→ **EXERCISE GOAL**:
Write out the entire listing below exactly, with the pictures left out.

→ **EXCERPTED RECORDS**:
· · · ·

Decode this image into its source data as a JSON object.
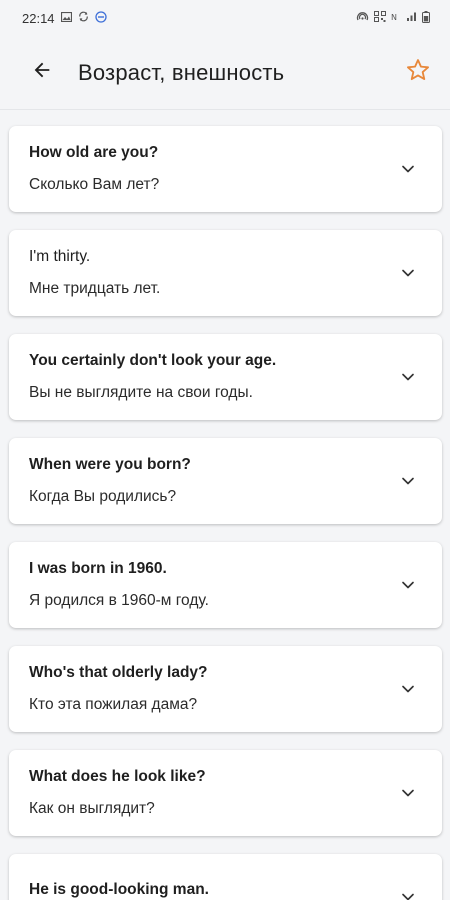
{
  "status_bar": {
    "time": "22:14",
    "left_icons": [
      "image-icon",
      "sync-icon",
      "no-disturb-icon"
    ],
    "right_icons": [
      "hotspot-icon",
      "qr-icon",
      "nfc-icon",
      "signal-icon",
      "battery-icon"
    ]
  },
  "app_bar": {
    "title": "Возраст, внешность",
    "back_icon": "arrow-back-icon",
    "favorite_icon": "star-outline-icon"
  },
  "colors": {
    "accent": "#e8883a",
    "background": "#f4f5f7",
    "card": "#ffffff"
  },
  "phrases": [
    {
      "en": "How old are you?",
      "ru": "Сколько Вам лет?"
    },
    {
      "en": "I'm thirty.",
      "ru": "Мне тридцать лет."
    },
    {
      "en": "You certainly don't look your age.",
      "ru": "Вы не выглядите на свои годы."
    },
    {
      "en": "When were you born?",
      "ru": "Когда Вы родились?"
    },
    {
      "en": "I was born in 1960.",
      "ru": "Я родился в 1960-м году."
    },
    {
      "en": "Who's that olderly lady?",
      "ru": "Кто эта пожилая дама?"
    },
    {
      "en": "What does he look like?",
      "ru": "Как он выглядит?"
    },
    {
      "en": "He is good-looking man.",
      "ru": ""
    }
  ]
}
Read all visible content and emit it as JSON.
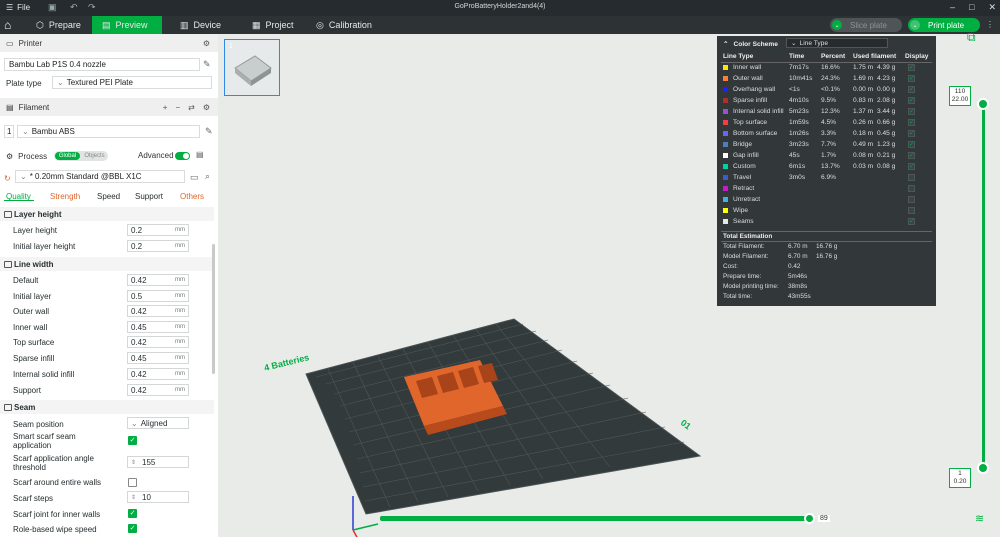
{
  "titlebar": {
    "menu_label": "File",
    "doc_title": "GoProBatteryHolder2and4(4)"
  },
  "nav": {
    "tabs": [
      {
        "label": "Prepare"
      },
      {
        "label": "Preview"
      },
      {
        "label": "Device"
      },
      {
        "label": "Project"
      },
      {
        "label": "Calibration"
      }
    ],
    "slice_label": "Slice plate",
    "print_label": "Print plate"
  },
  "printer": {
    "section_label": "Printer",
    "name": "Bambu Lab P1S 0.4 nozzle",
    "plate_type_label": "Plate type",
    "plate_type_value": "Textured PEI Plate"
  },
  "filament": {
    "section_label": "Filament",
    "slot": "1",
    "name": "Bambu ABS"
  },
  "process": {
    "section_label": "Process",
    "global_label": "Global",
    "objects_label": "Objects",
    "advanced_label": "Advanced",
    "preset": "* 0.20mm Standard @BBL X1C",
    "tabs": [
      "Quality",
      "Strength",
      "Speed",
      "Support",
      "Others"
    ]
  },
  "settings": {
    "layer_height_group": "Layer height",
    "layer_height_label": "Layer height",
    "layer_height_value": "0.2",
    "initial_layer_height_label": "Initial layer height",
    "initial_layer_height_value": "0.2",
    "line_width_group": "Line width",
    "line_widths": [
      {
        "label": "Default",
        "value": "0.42"
      },
      {
        "label": "Initial layer",
        "value": "0.5"
      },
      {
        "label": "Outer wall",
        "value": "0.42"
      },
      {
        "label": "Inner wall",
        "value": "0.45"
      },
      {
        "label": "Top surface",
        "value": "0.42"
      },
      {
        "label": "Sparse infill",
        "value": "0.45"
      },
      {
        "label": "Internal solid infill",
        "value": "0.42"
      },
      {
        "label": "Support",
        "value": "0.42"
      }
    ],
    "unit": "mm",
    "seam_group": "Seam",
    "seam_position_label": "Seam position",
    "seam_position_value": "Aligned",
    "smart_scarf_label": "Smart scarf seam application",
    "scarf_threshold_label": "Scarf application angle threshold",
    "scarf_threshold_value": "155",
    "scarf_entire_wall_label": "Scarf around entire walls",
    "scarf_steps_label": "Scarf steps",
    "scarf_steps_value": "10",
    "scarf_inner_label": "Scarf joint for inner walls",
    "role_wipe_label": "Role-based wipe speed"
  },
  "color_scheme": {
    "title": "Color Scheme",
    "selected": "Line Type",
    "headers": [
      "Line Type",
      "Time",
      "Percent",
      "Used filament",
      "Display"
    ],
    "rows": [
      {
        "name": "Inner wall",
        "color": "#ffe600",
        "time": "7m17s",
        "percent": "16.6%",
        "len": "1.75 m",
        "weight": "4.39 g",
        "display": true
      },
      {
        "name": "Outer wall",
        "color": "#ff7d38",
        "time": "10m41s",
        "percent": "24.3%",
        "len": "1.69 m",
        "weight": "4.23 g",
        "display": true
      },
      {
        "name": "Overhang wall",
        "color": "#1f1fff",
        "time": "<1s",
        "percent": "<0.1%",
        "len": "0.00 m",
        "weight": "0.00 g",
        "display": true
      },
      {
        "name": "Sparse infill",
        "color": "#b03029",
        "time": "4m10s",
        "percent": "9.5%",
        "len": "0.83 m",
        "weight": "2.08 g",
        "display": true
      },
      {
        "name": "Internal solid infill",
        "color": "#9654cc",
        "time": "5m23s",
        "percent": "12.3%",
        "len": "1.37 m",
        "weight": "3.44 g",
        "display": true
      },
      {
        "name": "Top surface",
        "color": "#f04040",
        "time": "1m59s",
        "percent": "4.5%",
        "len": "0.26 m",
        "weight": "0.66 g",
        "display": true
      },
      {
        "name": "Bottom surface",
        "color": "#6666ff",
        "time": "1m26s",
        "percent": "3.3%",
        "len": "0.18 m",
        "weight": "0.45 g",
        "display": true
      },
      {
        "name": "Bridge",
        "color": "#4d80ba",
        "time": "3m23s",
        "percent": "7.7%",
        "len": "0.49 m",
        "weight": "1.23 g",
        "display": true
      },
      {
        "name": "Gap infill",
        "color": "#ffffff",
        "time": "45s",
        "percent": "1.7%",
        "len": "0.08 m",
        "weight": "0.21 g",
        "display": true
      },
      {
        "name": "Custom",
        "color": "#00d1a4",
        "time": "6m1s",
        "percent": "13.7%",
        "len": "0.03 m",
        "weight": "0.08 g",
        "display": true
      },
      {
        "name": "Travel",
        "color": "#3a5ccc",
        "time": "3m0s",
        "percent": "6.9%",
        "len": "",
        "weight": "",
        "display": false
      },
      {
        "name": "Retract",
        "color": "#c71acc",
        "time": "",
        "percent": "",
        "len": "",
        "weight": "",
        "display": false
      },
      {
        "name": "Unretract",
        "color": "#3bb3e0",
        "time": "",
        "percent": "",
        "len": "",
        "weight": "",
        "display": false
      },
      {
        "name": "Wipe",
        "color": "#ffff00",
        "time": "",
        "percent": "",
        "len": "",
        "weight": "",
        "display": false
      },
      {
        "name": "Seams",
        "color": "#e6e6e6",
        "time": "",
        "percent": "",
        "len": "",
        "weight": "",
        "display": true
      }
    ],
    "total_title": "Total Estimation",
    "totals": [
      {
        "label": "Total Filament:",
        "v1": "6.70 m",
        "v2": "16.76 g"
      },
      {
        "label": "Model Filament:",
        "v1": "6.70 m",
        "v2": "16.76 g"
      },
      {
        "label": "Cost:",
        "v1": "0.42",
        "v2": ""
      },
      {
        "label": "Prepare time:",
        "v1": "5m46s",
        "v2": ""
      },
      {
        "label": "Model printing time:",
        "v1": "38m8s",
        "v2": ""
      },
      {
        "label": "Total time:",
        "v1": "43m55s",
        "v2": ""
      }
    ]
  },
  "plate": {
    "label": "4 Batteries",
    "plate_no": "01",
    "thumb_index": "1"
  },
  "layer_slider": {
    "top_layer": "110",
    "top_height": "22.00",
    "bottom_layer": "1",
    "bottom_height": "0.20"
  },
  "move_slider": {
    "value": "89"
  },
  "colors": {
    "accent": "#00ae42",
    "part": "#e0662b"
  }
}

· · · ·

→ **REPLY TO THE TASK**:
Decode this image into its source data as a JSON object.
{
  "status_bar": {
    "time": "22:14",
    "left_icons": [
      "image-icon",
      "sync-icon",
      "no-disturb-icon"
    ],
    "right_icons": [
      "hotspot-icon",
      "qr-icon",
      "nfc-icon",
      "signal-icon",
      "battery-icon"
    ]
  },
  "app_bar": {
    "title": "Возраст, внешность",
    "back_icon": "arrow-back-icon",
    "favorite_icon": "star-outline-icon"
  },
  "colors": {
    "accent": "#e8883a",
    "background": "#f4f5f7",
    "card": "#ffffff"
  },
  "phrases": [
    {
      "en": "How old are you?",
      "ru": "Сколько Вам лет?"
    },
    {
      "en": "I'm thirty.",
      "ru": "Мне тридцать лет."
    },
    {
      "en": "You certainly don't look your age.",
      "ru": "Вы не выглядите на свои годы."
    },
    {
      "en": "When were you born?",
      "ru": "Когда Вы родились?"
    },
    {
      "en": "I was born in 1960.",
      "ru": "Я родился в 1960-м году."
    },
    {
      "en": "Who's that olderly lady?",
      "ru": "Кто эта пожилая дама?"
    },
    {
      "en": "What does he look like?",
      "ru": "Как он выглядит?"
    },
    {
      "en": "He is good-looking man.",
      "ru": ""
    }
  ]
}
Read all visible content and emit it as JSON.
{
  "titlebar": {
    "menu_label": "File",
    "doc_title": "GoProBatteryHolder2and4(4)"
  },
  "nav": {
    "tabs": [
      {
        "label": "Prepare"
      },
      {
        "label": "Preview"
      },
      {
        "label": "Device"
      },
      {
        "label": "Project"
      },
      {
        "label": "Calibration"
      }
    ],
    "slice_label": "Slice plate",
    "print_label": "Print plate"
  },
  "printer": {
    "section_label": "Printer",
    "name": "Bambu Lab P1S 0.4 nozzle",
    "plate_type_label": "Plate type",
    "plate_type_value": "Textured PEI Plate"
  },
  "filament": {
    "section_label": "Filament",
    "slot": "1",
    "name": "Bambu ABS"
  },
  "process": {
    "section_label": "Process",
    "global_label": "Global",
    "objects_label": "Objects",
    "advanced_label": "Advanced",
    "preset": "* 0.20mm Standard @BBL X1C",
    "tabs": [
      "Quality",
      "Strength",
      "Speed",
      "Support",
      "Others"
    ]
  },
  "settings": {
    "layer_height_group": "Layer height",
    "layer_height_label": "Layer height",
    "layer_height_value": "0.2",
    "initial_layer_height_label": "Initial layer height",
    "initial_layer_height_value": "0.2",
    "line_width_group": "Line width",
    "line_widths": [
      {
        "label": "Default",
        "value": "0.42"
      },
      {
        "label": "Initial layer",
        "value": "0.5"
      },
      {
        "label": "Outer wall",
        "value": "0.42"
      },
      {
        "label": "Inner wall",
        "value": "0.45"
      },
      {
        "label": "Top surface",
        "value": "0.42"
      },
      {
        "label": "Sparse infill",
        "value": "0.45"
      },
      {
        "label": "Internal solid infill",
        "value": "0.42"
      },
      {
        "label": "Support",
        "value": "0.42"
      }
    ],
    "unit": "mm",
    "seam_group": "Seam",
    "seam_position_label": "Seam position",
    "seam_position_value": "Aligned",
    "smart_scarf_label": "Smart scarf seam application",
    "scarf_threshold_label": "Scarf application angle threshold",
    "scarf_threshold_value": "155",
    "scarf_entire_wall_label": "Scarf around entire walls",
    "scarf_steps_label": "Scarf steps",
    "scarf_steps_value": "10",
    "scarf_inner_label": "Scarf joint for inner walls",
    "role_wipe_label": "Role-based wipe speed"
  },
  "color_scheme": {
    "title": "Color Scheme",
    "selected": "Line Type",
    "headers": [
      "Line Type",
      "Time",
      "Percent",
      "Used filament",
      "Display"
    ],
    "rows": [
      {
        "name": "Inner wall",
        "color": "#ffe600",
        "time": "7m17s",
        "percent": "16.6%",
        "len": "1.75 m",
        "weight": "4.39 g",
        "display": true
      },
      {
        "name": "Outer wall",
        "color": "#ff7d38",
        "time": "10m41s",
        "percent": "24.3%",
        "len": "1.69 m",
        "weight": "4.23 g",
        "display": true
      },
      {
        "name": "Overhang wall",
        "color": "#1f1fff",
        "time": "<1s",
        "percent": "<0.1%",
        "len": "0.00 m",
        "weight": "0.00 g",
        "display": true
      },
      {
        "name": "Sparse infill",
        "color": "#b03029",
        "time": "4m10s",
        "percent": "9.5%",
        "len": "0.83 m",
        "weight": "2.08 g",
        "display": true
      },
      {
        "name": "Internal solid infill",
        "color": "#9654cc",
        "time": "5m23s",
        "percent": "12.3%",
        "len": "1.37 m",
        "weight": "3.44 g",
        "display": true
      },
      {
        "name": "Top surface",
        "color": "#f04040",
        "time": "1m59s",
        "percent": "4.5%",
        "len": "0.26 m",
        "weight": "0.66 g",
        "display": true
      },
      {
        "name": "Bottom surface",
        "color": "#6666ff",
        "time": "1m26s",
        "percent": "3.3%",
        "len": "0.18 m",
        "weight": "0.45 g",
        "display": true
      },
      {
        "name": "Bridge",
        "color": "#4d80ba",
        "time": "3m23s",
        "percent": "7.7%",
        "len": "0.49 m",
        "weight": "1.23 g",
        "display": true
      },
      {
        "name": "Gap infill",
        "color": "#ffffff",
        "time": "45s",
        "percent": "1.7%",
        "len": "0.08 m",
        "weight": "0.21 g",
        "display": true
      },
      {
        "name": "Custom",
        "color": "#00d1a4",
        "time": "6m1s",
        "percent": "13.7%",
        "len": "0.03 m",
        "weight": "0.08 g",
        "display": true
      },
      {
        "name": "Travel",
        "color": "#3a5ccc",
        "time": "3m0s",
        "percent": "6.9%",
        "len": "",
        "weight": "",
        "display": false
      },
      {
        "name": "Retract",
        "color": "#c71acc",
        "time": "",
        "percent": "",
        "len": "",
        "weight": "",
        "display": false
      },
      {
        "name": "Unretract",
        "color": "#3bb3e0",
        "time": "",
        "percent": "",
        "len": "",
        "weight": "",
        "display": false
      },
      {
        "name": "Wipe",
        "color": "#ffff00",
        "time": "",
        "percent": "",
        "len": "",
        "weight": "",
        "display": false
      },
      {
        "name": "Seams",
        "color": "#e6e6e6",
        "time": "",
        "percent": "",
        "len": "",
        "weight": "",
        "display": true
      }
    ],
    "total_title": "Total Estimation",
    "totals": [
      {
        "label": "Total Filament:",
        "v1": "6.70 m",
        "v2": "16.76 g"
      },
      {
        "label": "Model Filament:",
        "v1": "6.70 m",
        "v2": "16.76 g"
      },
      {
        "label": "Cost:",
        "v1": "0.42",
        "v2": ""
      },
      {
        "label": "Prepare time:",
        "v1": "5m46s",
        "v2": ""
      },
      {
        "label": "Model printing time:",
        "v1": "38m8s",
        "v2": ""
      },
      {
        "label": "Total time:",
        "v1": "43m55s",
        "v2": ""
      }
    ]
  },
  "plate": {
    "label": "4 Batteries",
    "plate_no": "01",
    "thumb_index": "1"
  },
  "layer_slider": {
    "top_layer": "110",
    "top_height": "22.00",
    "bottom_layer": "1",
    "bottom_height": "0.20"
  },
  "move_slider": {
    "value": "89"
  },
  "colors": {
    "accent": "#00ae42",
    "part": "#e0662b"
  }
}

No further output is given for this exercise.